**Set task:** Render the records below as a JSON list of strings, one string per line, omitting blank lines and the pictures, beginning at the start of the records and ending with the line that contains "Find all labels, buttons, inputs, and", inclusive.

**Extracted entries:**
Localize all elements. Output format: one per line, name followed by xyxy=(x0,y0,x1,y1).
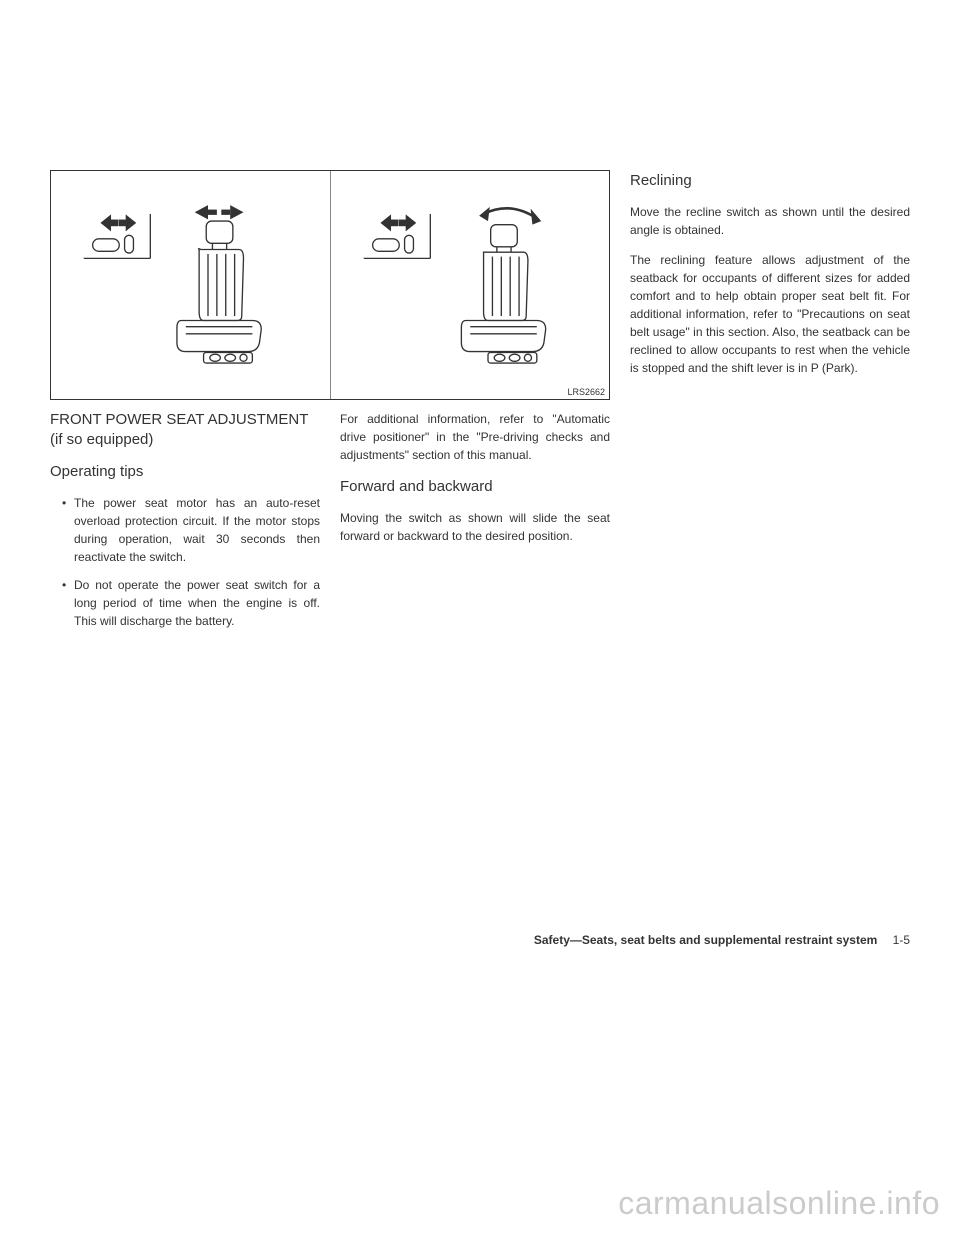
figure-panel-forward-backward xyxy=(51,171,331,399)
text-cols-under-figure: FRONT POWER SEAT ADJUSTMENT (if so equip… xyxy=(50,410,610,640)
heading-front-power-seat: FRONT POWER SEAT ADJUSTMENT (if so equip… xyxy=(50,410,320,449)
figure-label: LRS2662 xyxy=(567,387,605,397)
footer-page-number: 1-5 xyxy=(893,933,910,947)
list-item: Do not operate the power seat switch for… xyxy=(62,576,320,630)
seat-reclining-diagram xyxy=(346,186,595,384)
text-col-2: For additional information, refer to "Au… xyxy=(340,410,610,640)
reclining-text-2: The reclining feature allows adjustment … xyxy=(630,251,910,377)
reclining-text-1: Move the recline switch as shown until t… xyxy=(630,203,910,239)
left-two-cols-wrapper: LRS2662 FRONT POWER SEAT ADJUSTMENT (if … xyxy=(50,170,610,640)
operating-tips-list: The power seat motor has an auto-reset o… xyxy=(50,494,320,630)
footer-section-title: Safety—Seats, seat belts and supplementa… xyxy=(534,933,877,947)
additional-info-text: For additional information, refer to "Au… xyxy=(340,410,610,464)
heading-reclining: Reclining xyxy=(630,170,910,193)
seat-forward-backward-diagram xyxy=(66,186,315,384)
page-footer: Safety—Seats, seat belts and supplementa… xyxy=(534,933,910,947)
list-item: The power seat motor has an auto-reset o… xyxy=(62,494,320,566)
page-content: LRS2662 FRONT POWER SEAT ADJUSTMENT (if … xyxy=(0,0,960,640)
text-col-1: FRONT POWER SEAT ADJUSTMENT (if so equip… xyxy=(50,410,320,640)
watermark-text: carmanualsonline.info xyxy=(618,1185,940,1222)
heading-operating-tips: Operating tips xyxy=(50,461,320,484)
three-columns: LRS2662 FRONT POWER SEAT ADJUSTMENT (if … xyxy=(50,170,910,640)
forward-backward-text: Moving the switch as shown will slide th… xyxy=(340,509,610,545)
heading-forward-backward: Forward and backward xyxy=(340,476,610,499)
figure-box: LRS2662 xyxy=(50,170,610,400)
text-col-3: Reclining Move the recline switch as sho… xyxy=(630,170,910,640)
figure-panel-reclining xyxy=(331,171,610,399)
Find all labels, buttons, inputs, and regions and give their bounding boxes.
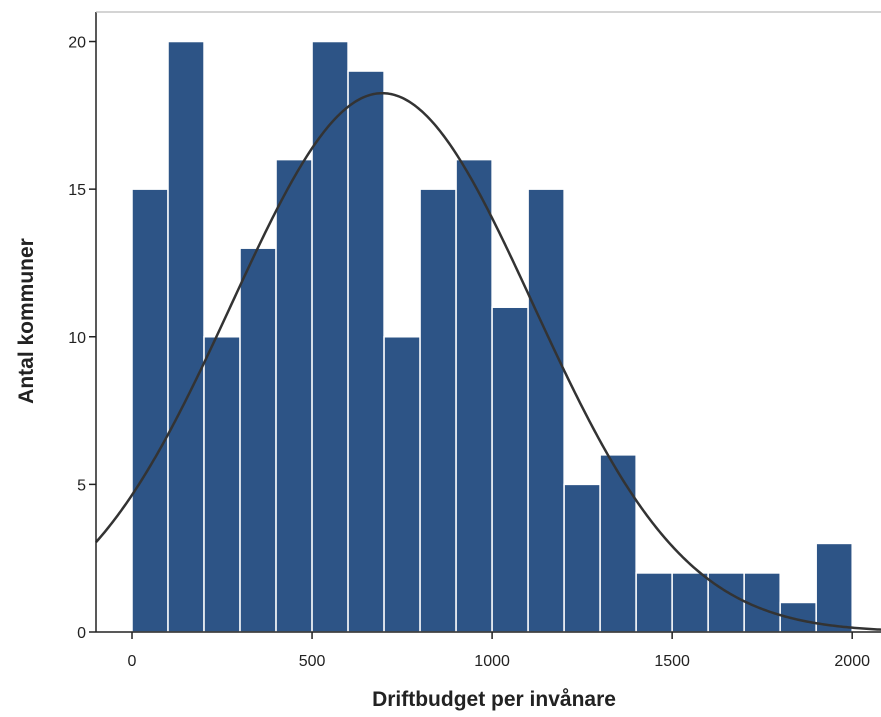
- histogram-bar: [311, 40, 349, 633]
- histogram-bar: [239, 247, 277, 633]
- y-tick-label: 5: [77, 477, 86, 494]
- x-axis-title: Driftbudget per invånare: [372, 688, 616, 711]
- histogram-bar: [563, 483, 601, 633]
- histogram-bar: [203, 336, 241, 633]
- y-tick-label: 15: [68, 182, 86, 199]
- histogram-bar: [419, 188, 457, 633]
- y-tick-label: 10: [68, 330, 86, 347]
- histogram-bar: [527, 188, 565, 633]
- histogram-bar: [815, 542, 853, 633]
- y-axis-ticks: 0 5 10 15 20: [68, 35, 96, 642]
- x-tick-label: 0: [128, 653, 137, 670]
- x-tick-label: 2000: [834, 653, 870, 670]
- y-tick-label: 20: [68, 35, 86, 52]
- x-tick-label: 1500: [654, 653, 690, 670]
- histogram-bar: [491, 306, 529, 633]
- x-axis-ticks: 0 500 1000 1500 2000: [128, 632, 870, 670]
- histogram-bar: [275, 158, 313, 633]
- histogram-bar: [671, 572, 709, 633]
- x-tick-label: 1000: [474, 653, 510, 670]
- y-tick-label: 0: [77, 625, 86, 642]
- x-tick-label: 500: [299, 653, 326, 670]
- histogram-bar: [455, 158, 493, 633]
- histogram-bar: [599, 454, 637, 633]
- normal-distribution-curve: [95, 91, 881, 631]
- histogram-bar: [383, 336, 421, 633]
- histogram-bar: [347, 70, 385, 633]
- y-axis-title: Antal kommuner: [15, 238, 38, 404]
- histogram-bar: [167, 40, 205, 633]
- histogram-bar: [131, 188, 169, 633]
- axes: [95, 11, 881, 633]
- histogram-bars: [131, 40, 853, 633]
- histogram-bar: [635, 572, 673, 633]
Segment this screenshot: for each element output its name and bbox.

**Answer below:**
[
  "Localize all elements. Output format: one per line, name followed by xyxy=(x0,y0,x1,y1).",
  "figure-panel-forward-backward xyxy=(51,171,331,399)",
  "text-cols-under-figure: FRONT POWER SEAT ADJUSTMENT (if so equip… xyxy=(50,410,610,640)",
  "heading-front-power-seat: FRONT POWER SEAT ADJUSTMENT (if so equip… xyxy=(50,410,320,449)",
  "figure-label: LRS2662 xyxy=(567,387,605,397)",
  "footer-page-number: 1-5 xyxy=(893,933,910,947)",
  "list-item: Do not operate the power seat switch for… xyxy=(62,576,320,630)",
  "seat-reclining-diagram xyxy=(346,186,595,384)",
  "text-col-2: For additional information, refer to \"Au… xyxy=(340,410,610,640)",
  "reclining-text-2: The reclining feature allows adjustment … xyxy=(630,251,910,377)",
  "reclining-text-1: Move the recline switch as shown until t… xyxy=(630,203,910,239)",
  "left-two-cols-wrapper: LRS2662 FRONT POWER SEAT ADJUSTMENT (if … xyxy=(50,170,610,640)",
  "operating-tips-list: The power seat motor has an auto-reset o… xyxy=(50,494,320,630)",
  "footer-section-title: Safety—Seats, seat belts and supplementa… xyxy=(534,933,877,947)",
  "additional-info-text: For additional information, refer to \"Au… xyxy=(340,410,610,464)",
  "heading-reclining: Reclining xyxy=(630,170,910,193)",
  "seat-forward-backward-diagram xyxy=(66,186,315,384)",
  "page-footer: Safety—Seats, seat belts and supplementa… xyxy=(534,933,910,947)",
  "list-item: The power seat motor has an auto-reset o… xyxy=(62,494,320,566)",
  "page-content: LRS2662 FRONT POWER SEAT ADJUSTMENT (if … xyxy=(0,0,960,640)",
  "text-col-1: FRONT POWER SEAT ADJUSTMENT (if so equip… xyxy=(50,410,320,640)",
  "watermark-text: carmanualsonline.info xyxy=(618,1185,940,1222)",
  "heading-operating-tips: Operating tips xyxy=(50,461,320,484)",
  "three-columns: LRS2662 FRONT POWER SEAT ADJUSTMENT (if … xyxy=(50,170,910,640)",
  "forward-backward-text: Moving the switch as shown will slide th… xyxy=(340,509,610,545)",
  "heading-forward-backward: Forward and backward xyxy=(340,476,610,499)",
  "figure-box: LRS2662 xyxy=(50,170,610,400)",
  "text-col-3: Reclining Move the recline switch as sho… xyxy=(630,170,910,640)",
  "figure-panel-reclining xyxy=(331,171,610,399)",
  "Find all labels, buttons, inputs, and regions and give their bounding boxes."
]